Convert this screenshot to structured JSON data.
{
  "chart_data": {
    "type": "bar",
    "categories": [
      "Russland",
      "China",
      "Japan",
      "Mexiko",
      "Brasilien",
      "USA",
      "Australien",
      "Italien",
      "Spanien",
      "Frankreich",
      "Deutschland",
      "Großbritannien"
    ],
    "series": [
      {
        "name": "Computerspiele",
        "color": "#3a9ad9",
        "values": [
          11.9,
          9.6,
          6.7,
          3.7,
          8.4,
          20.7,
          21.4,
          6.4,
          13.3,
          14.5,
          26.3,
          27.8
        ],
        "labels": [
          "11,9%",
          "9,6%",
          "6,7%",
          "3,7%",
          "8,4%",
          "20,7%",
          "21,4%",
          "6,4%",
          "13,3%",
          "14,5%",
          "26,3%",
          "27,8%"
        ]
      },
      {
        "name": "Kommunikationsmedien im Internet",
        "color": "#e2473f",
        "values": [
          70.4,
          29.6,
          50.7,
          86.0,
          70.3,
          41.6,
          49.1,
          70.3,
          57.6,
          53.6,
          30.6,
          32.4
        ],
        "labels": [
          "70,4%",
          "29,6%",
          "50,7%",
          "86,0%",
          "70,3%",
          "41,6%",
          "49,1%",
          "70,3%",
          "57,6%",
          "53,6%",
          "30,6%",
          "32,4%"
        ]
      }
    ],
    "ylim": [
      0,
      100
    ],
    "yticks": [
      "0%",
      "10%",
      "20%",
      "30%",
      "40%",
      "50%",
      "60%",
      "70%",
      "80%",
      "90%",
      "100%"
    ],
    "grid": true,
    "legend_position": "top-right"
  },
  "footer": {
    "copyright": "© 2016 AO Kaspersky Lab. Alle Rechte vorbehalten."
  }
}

◇ ◇ ◇ ◇

## EXERCISE DESCRIPTION
Find the word "name" in the entries above and gather every line that holds it.

## RIGHT ANSWER
        "name": "Computerspiele",
        "name": "Kommunikationsmedien im Internet",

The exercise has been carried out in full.